▶ [PROBLEM DETAILS] What follows is a set of entries. Give them again exactly, without the pictures.

▶ [ENTRIES SUPPLIED]
# # # # # # #

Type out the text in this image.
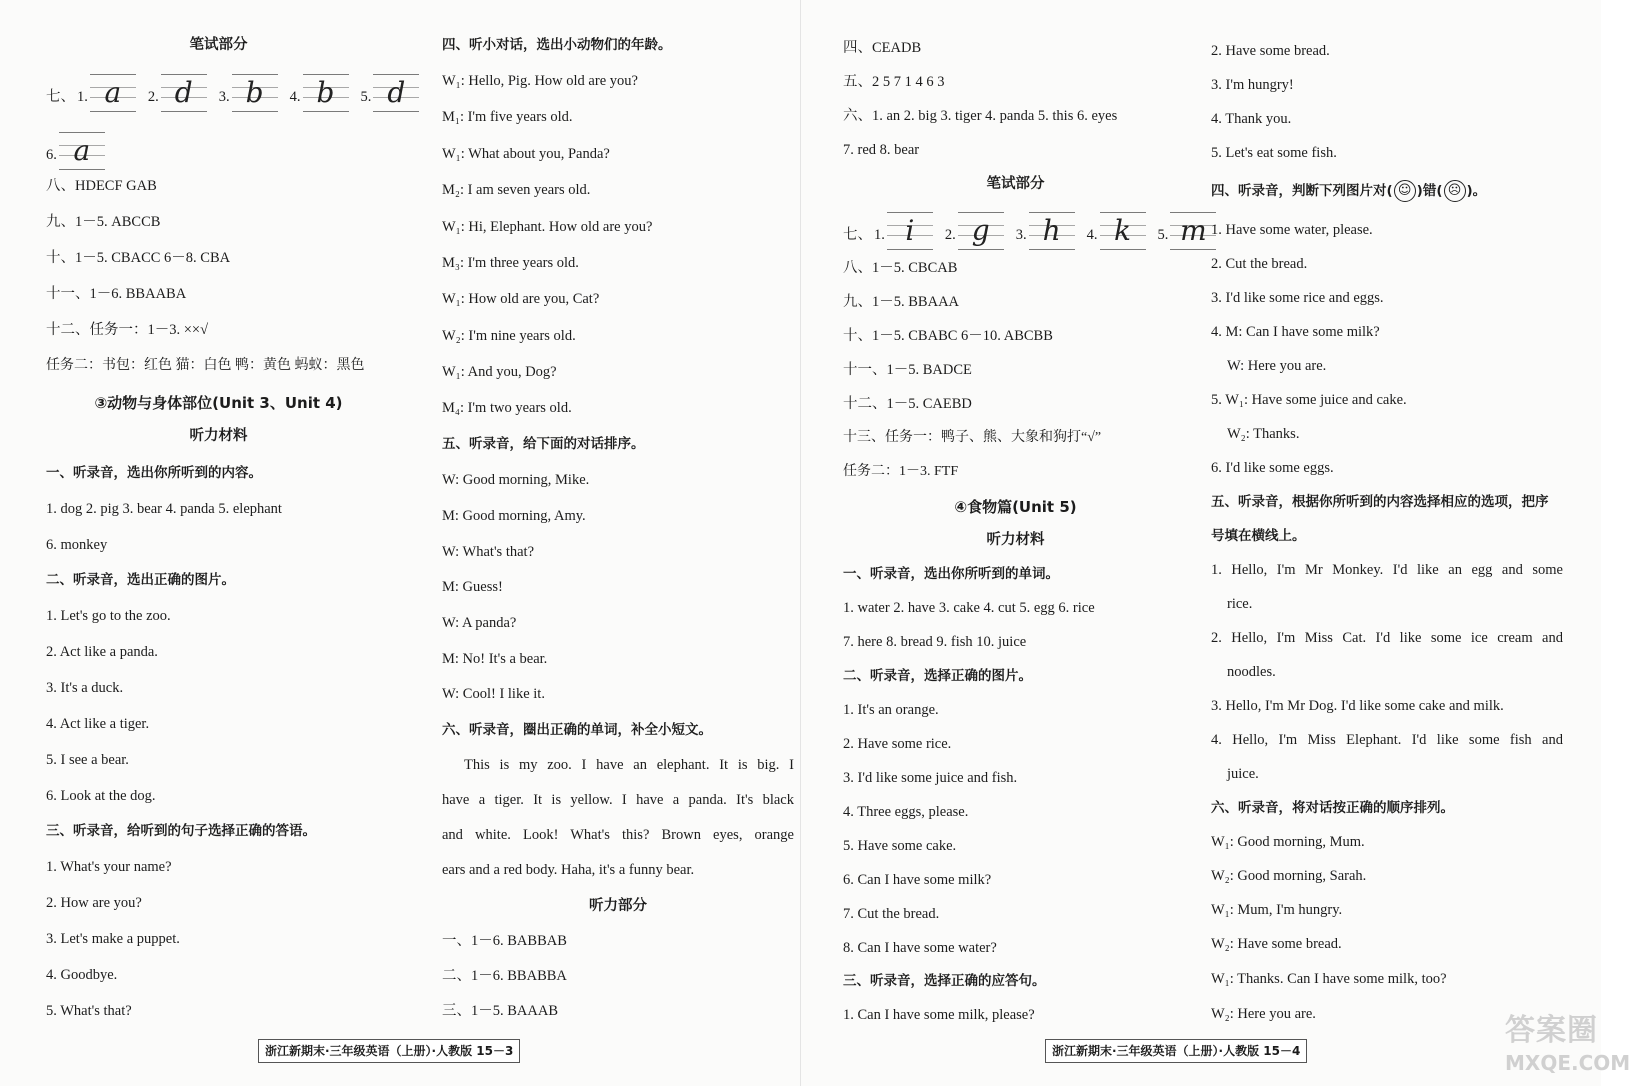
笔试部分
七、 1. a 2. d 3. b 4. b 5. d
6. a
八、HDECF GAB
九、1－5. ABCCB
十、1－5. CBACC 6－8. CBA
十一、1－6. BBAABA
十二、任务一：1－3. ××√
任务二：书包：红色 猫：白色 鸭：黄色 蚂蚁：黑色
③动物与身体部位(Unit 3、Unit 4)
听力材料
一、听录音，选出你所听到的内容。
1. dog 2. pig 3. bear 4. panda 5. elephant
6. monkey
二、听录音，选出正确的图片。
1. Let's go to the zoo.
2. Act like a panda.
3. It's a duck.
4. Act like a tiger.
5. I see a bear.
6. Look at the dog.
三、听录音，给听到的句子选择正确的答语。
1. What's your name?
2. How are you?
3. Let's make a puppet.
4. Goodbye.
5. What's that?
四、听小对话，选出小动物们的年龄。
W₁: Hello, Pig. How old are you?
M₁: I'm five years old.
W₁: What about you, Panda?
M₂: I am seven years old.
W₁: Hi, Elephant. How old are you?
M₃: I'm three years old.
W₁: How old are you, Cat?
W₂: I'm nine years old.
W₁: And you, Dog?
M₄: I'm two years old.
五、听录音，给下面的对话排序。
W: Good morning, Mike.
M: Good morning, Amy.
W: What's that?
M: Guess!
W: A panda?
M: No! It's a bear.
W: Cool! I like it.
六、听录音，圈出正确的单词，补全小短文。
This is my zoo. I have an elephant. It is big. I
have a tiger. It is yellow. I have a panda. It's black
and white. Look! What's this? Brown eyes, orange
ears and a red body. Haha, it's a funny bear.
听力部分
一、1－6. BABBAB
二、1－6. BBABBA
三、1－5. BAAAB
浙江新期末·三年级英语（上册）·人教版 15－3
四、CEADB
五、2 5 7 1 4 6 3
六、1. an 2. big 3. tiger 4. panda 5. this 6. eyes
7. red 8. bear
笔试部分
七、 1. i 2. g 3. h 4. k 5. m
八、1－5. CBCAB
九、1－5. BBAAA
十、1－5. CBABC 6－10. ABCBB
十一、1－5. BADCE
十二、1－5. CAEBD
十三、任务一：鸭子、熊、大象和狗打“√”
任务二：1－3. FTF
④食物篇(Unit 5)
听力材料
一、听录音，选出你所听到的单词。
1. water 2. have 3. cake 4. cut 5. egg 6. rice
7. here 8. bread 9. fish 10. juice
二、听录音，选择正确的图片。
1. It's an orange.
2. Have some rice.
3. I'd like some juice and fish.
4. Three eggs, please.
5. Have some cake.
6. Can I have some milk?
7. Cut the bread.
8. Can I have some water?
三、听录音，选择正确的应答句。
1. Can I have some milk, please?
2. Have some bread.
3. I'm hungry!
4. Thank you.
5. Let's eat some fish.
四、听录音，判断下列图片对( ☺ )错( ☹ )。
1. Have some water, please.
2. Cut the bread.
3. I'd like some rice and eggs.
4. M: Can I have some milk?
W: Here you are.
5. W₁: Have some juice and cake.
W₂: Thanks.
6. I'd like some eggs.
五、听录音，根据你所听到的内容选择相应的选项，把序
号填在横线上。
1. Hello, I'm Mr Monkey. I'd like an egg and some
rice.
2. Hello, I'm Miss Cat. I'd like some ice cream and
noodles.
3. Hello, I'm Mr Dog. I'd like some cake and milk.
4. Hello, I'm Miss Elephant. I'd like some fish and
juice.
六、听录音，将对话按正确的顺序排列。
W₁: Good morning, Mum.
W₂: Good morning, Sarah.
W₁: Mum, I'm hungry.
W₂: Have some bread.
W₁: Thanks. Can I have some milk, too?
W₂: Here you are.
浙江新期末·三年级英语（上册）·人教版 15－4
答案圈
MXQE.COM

# # # # # # #

▶ [WRITTEN RESPONSE]
Type out the text in this image.
笔试部分
七、 1. a 2. d 3. b 4. b 5. d
6. a
八、HDECF GAB
九、1－5. ABCCB
十、1－5. CBACC 6－8. CBA
十一、1－6. BBAABA
十二、任务一：1－3. ××√
任务二：书包：红色 猫：白色 鸭：黄色 蚂蚁：黑色
③动物与身体部位(Unit 3、Unit 4)
听力材料
一、听录音，选出你所听到的内容。
1. dog 2. pig 3. bear 4. panda 5. elephant
6. monkey
二、听录音，选出正确的图片。
1. Let's go to the zoo.
2. Act like a panda.
3. It's a duck.
4. Act like a tiger.
5. I see a bear.
6. Look at the dog.
三、听录音，给听到的句子选择正确的答语。
1. What's your name?
2. How are you?
3. Let's make a puppet.
4. Goodbye.
5. What's that?
四、听小对话，选出小动物们的年龄。
W₁: Hello, Pig. How old are you?
M₁: I'm five years old.
W₁: What about you, Panda?
M₂: I am seven years old.
W₁: Hi, Elephant. How old are you?
M₃: I'm three years old.
W₁: How old are you, Cat?
W₂: I'm nine years old.
W₁: And you, Dog?
M₄: I'm two years old.
五、听录音，给下面的对话排序。
W: Good morning, Mike.
M: Good morning, Amy.
W: What's that?
M: Guess!
W: A panda?
M: No! It's a bear.
W: Cool! I like it.
六、听录音，圈出正确的单词，补全小短文。
This is my zoo. I have an elephant. It is big. I
have a tiger. It is yellow. I have a panda. It's black
and white. Look! What's this? Brown eyes, orange
ears and a red body. Haha, it's a funny bear.
听力部分
一、1－6. BABBAB
二、1－6. BBABBA
三、1－5. BAAAB
浙江新期末·三年级英语（上册）·人教版 15－3
四、CEADB
五、2 5 7 1 4 6 3
六、1. an 2. big 3. tiger 4. panda 5. this 6. eyes
7. red 8. bear
笔试部分
七、 1. i 2. g 3. h 4. k 5. m
八、1－5. CBCAB
九、1－5. BBAAA
十、1－5. CBABC 6－10. ABCBB
十一、1－5. BADCE
十二、1－5. CAEBD
十三、任务一：鸭子、熊、大象和狗打“√”
任务二：1－3. FTF
④食物篇(Unit 5)
听力材料
一、听录音，选出你所听到的单词。
1. water 2. have 3. cake 4. cut 5. egg 6. rice
7. here 8. bread 9. fish 10. juice
二、听录音，选择正确的图片。
1. It's an orange.
2. Have some rice.
3. I'd like some juice and fish.
4. Three eggs, please.
5. Have some cake.
6. Can I have some milk?
7. Cut the bread.
8. Can I have some water?
三、听录音，选择正确的应答句。
1. Can I have some milk, please?
2. Have some bread.
3. I'm hungry!
4. Thank you.
5. Let's eat some fish.
四、听录音，判断下列图片对( ☺ )错( ☹ )。
1. Have some water, please.
2. Cut the bread.
3. I'd like some rice and eggs.
4. M: Can I have some milk?
W: Here you are.
5. W₁: Have some juice and cake.
W₂: Thanks.
6. I'd like some eggs.
五、听录音，根据你所听到的内容选择相应的选项，把序
号填在横线上。
1. Hello, I'm Mr Monkey. I'd like an egg and some
rice.
2. Hello, I'm Miss Cat. I'd like some ice cream and
noodles.
3. Hello, I'm Mr Dog. I'd like some cake and milk.
4. Hello, I'm Miss Elephant. I'd like some fish and
juice.
六、听录音，将对话按正确的顺序排列。
W₁: Good morning, Mum.
W₂: Good morning, Sarah.
W₁: Mum, I'm hungry.
W₂: Have some bread.
W₁: Thanks. Can I have some milk, too?
W₂: Here you are.
浙江新期末·三年级英语（上册）·人教版 15－4
答案圈
MXQE.COM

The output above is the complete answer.